■ To be done
Wherever a line below holds the word "music", copy that line.
BEGIN Given information
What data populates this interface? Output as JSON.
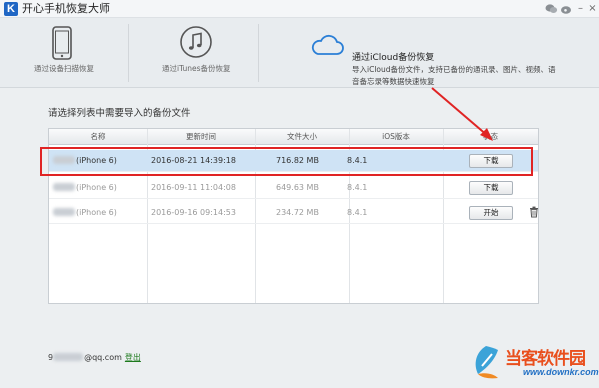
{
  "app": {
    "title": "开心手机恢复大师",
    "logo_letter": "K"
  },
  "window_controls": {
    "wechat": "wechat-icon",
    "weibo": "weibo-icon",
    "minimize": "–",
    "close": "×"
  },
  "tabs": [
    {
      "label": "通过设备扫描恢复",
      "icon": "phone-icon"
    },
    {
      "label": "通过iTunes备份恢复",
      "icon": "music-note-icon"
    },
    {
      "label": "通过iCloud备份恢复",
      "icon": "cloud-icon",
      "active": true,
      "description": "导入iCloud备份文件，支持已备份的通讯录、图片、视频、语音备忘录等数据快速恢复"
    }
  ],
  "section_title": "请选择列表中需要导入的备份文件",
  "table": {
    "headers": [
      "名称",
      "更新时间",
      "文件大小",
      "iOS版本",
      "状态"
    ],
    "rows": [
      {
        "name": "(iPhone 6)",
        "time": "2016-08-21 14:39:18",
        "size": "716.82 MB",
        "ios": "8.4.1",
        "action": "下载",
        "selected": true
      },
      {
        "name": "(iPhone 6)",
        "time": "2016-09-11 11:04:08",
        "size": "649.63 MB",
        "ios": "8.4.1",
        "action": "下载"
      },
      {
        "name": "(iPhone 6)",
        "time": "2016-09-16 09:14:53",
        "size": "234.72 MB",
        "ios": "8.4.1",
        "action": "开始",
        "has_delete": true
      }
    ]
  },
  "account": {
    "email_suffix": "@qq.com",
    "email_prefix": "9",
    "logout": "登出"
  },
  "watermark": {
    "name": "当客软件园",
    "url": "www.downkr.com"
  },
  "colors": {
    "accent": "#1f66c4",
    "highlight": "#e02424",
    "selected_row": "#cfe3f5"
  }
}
END Given information
BEGIN Given information
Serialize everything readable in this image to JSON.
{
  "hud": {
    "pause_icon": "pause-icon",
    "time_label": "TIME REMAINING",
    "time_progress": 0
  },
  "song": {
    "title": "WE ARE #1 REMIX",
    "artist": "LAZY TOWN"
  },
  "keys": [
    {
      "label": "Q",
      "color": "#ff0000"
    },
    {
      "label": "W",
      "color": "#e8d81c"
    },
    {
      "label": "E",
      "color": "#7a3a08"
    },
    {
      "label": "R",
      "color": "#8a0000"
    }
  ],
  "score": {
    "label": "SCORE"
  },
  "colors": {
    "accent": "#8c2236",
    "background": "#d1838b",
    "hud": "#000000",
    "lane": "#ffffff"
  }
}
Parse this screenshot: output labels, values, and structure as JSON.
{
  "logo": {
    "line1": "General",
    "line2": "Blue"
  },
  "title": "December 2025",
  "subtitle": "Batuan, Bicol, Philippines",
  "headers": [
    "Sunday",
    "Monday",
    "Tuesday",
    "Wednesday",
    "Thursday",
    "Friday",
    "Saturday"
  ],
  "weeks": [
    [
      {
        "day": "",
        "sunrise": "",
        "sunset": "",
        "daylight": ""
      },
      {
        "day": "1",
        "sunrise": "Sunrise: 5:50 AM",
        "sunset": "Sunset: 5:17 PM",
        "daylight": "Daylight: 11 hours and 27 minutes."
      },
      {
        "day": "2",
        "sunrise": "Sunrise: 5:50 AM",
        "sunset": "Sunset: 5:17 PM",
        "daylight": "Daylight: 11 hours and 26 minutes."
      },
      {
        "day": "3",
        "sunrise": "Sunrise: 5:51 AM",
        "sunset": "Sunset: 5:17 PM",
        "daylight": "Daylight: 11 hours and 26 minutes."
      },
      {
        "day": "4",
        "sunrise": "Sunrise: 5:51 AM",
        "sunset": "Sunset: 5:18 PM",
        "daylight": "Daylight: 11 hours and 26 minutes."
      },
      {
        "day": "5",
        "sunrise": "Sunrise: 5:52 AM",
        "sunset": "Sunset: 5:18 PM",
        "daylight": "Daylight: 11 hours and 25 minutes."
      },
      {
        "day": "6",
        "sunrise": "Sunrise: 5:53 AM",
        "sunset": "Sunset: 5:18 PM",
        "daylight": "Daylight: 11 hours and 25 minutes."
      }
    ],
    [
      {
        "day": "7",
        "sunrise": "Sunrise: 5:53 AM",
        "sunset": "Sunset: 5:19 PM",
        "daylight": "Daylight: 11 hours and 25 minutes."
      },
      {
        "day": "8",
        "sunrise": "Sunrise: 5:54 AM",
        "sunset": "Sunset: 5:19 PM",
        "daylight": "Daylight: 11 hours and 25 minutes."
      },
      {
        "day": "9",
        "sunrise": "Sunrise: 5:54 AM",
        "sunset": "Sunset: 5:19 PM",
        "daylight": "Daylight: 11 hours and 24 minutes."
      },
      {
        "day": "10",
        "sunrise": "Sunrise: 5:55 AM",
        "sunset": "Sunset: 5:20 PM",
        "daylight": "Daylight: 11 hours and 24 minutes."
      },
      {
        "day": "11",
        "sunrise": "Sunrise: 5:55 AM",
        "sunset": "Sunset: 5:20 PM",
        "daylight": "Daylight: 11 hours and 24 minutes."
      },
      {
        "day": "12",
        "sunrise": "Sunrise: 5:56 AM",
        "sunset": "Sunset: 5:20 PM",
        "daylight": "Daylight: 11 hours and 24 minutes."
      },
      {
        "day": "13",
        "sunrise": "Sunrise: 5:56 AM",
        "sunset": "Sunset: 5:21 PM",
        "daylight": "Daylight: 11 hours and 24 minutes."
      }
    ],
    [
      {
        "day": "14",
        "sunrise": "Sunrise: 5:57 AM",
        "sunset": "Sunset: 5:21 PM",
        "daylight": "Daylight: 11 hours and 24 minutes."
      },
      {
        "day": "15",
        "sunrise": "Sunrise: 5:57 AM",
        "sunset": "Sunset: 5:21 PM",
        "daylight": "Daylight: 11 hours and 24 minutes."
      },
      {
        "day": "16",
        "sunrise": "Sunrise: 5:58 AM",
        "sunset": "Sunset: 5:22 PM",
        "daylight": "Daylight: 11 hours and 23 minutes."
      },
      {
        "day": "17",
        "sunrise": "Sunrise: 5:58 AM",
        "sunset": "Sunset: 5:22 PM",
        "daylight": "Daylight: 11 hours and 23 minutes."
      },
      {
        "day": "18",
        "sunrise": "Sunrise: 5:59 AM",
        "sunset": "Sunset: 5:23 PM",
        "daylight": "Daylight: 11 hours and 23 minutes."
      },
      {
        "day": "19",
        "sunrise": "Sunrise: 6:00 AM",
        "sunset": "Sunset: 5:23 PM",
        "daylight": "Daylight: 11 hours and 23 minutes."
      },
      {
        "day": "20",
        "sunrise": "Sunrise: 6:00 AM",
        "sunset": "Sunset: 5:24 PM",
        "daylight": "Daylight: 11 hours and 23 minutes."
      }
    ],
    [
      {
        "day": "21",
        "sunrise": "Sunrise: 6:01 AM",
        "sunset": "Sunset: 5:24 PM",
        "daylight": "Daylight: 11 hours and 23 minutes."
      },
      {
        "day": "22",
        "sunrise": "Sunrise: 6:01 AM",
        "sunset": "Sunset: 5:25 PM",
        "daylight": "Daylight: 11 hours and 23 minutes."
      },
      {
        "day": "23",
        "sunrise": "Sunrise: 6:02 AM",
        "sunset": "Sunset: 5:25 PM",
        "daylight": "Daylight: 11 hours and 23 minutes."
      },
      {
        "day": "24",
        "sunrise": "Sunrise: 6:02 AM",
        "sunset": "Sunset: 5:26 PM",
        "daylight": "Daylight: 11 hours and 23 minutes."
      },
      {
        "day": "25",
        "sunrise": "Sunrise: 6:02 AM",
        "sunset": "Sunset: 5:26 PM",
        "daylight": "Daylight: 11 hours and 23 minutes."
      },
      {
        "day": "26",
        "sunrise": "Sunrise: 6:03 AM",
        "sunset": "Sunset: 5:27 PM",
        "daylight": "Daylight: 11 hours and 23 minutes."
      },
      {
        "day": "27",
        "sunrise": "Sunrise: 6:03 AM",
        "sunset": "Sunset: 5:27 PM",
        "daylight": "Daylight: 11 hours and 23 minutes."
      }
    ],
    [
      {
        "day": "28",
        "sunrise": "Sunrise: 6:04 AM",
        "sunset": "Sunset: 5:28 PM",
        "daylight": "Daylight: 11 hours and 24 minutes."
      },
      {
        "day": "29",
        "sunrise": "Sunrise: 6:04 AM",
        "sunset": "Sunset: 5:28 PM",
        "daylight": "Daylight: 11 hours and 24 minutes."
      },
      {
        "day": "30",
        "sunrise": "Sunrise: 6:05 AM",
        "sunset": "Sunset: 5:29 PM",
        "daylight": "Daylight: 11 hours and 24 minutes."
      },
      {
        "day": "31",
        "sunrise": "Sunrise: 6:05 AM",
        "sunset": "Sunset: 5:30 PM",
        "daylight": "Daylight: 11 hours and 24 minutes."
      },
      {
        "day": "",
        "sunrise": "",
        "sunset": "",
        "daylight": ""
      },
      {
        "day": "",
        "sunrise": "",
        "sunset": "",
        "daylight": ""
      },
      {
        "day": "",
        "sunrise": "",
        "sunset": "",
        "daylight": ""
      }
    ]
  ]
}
END Given information
BEGIN Given information
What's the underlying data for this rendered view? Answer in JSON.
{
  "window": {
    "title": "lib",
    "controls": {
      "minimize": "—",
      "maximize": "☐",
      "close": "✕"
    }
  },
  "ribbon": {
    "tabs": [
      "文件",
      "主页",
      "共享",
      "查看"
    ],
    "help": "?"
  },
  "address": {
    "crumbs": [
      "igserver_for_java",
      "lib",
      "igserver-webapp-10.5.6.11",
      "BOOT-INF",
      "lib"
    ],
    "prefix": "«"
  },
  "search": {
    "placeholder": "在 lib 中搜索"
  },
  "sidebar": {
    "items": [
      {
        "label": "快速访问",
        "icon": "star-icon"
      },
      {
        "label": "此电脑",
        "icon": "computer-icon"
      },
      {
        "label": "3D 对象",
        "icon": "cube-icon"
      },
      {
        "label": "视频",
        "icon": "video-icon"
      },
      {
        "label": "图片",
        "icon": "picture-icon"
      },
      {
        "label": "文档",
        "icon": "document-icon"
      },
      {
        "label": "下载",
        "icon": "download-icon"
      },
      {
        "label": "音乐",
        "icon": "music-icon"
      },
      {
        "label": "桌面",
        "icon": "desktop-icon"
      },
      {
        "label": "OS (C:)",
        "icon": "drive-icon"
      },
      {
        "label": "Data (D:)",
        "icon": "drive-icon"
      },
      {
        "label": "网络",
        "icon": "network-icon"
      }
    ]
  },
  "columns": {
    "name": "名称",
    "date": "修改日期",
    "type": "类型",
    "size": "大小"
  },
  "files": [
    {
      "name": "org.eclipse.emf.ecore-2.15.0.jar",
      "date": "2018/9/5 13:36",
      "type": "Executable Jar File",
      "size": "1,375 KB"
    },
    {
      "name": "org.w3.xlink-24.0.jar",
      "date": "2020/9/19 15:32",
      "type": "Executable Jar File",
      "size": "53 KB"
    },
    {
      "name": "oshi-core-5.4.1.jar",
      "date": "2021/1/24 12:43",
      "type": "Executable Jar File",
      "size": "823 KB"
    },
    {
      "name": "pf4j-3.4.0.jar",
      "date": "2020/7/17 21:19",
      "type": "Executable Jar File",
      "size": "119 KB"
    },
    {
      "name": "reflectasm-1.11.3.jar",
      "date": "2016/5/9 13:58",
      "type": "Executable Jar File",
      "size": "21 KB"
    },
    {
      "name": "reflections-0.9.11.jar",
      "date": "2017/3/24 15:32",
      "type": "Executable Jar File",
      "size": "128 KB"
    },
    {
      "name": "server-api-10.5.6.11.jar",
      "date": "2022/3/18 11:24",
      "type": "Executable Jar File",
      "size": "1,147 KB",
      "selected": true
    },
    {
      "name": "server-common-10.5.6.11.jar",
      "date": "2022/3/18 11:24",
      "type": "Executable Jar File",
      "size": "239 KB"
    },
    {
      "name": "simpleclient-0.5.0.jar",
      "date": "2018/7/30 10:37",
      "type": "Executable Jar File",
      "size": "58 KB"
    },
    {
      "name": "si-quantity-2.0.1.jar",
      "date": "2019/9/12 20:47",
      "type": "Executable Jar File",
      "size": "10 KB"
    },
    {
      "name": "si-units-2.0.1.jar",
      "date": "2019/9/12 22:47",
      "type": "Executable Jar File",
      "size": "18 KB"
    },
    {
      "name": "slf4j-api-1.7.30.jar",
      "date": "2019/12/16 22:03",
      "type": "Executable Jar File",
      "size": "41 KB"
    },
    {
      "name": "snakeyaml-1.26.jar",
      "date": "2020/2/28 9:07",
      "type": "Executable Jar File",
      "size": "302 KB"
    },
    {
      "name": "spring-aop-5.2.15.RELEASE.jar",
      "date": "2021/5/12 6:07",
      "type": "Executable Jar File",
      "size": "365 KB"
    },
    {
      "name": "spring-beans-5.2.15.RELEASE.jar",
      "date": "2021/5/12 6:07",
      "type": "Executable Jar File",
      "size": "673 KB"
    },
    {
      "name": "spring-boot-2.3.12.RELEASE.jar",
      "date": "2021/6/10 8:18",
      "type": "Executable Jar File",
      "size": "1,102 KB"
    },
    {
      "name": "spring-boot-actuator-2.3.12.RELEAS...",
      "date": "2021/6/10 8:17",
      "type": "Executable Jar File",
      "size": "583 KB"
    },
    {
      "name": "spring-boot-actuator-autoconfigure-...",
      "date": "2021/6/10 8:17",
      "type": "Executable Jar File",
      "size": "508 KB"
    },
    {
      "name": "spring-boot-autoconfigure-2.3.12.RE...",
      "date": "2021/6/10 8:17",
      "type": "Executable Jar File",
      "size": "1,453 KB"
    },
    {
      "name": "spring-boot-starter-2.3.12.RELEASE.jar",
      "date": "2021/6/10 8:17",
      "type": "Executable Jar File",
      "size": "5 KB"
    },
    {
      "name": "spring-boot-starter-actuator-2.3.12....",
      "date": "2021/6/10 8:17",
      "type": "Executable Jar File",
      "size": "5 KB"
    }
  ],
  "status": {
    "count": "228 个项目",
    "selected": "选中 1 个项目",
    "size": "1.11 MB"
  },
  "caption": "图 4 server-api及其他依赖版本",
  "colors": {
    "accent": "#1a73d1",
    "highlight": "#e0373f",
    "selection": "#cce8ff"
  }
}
END Given information
■ The solution
      "icon": "music-note-icon"
        "icon": "music-icon"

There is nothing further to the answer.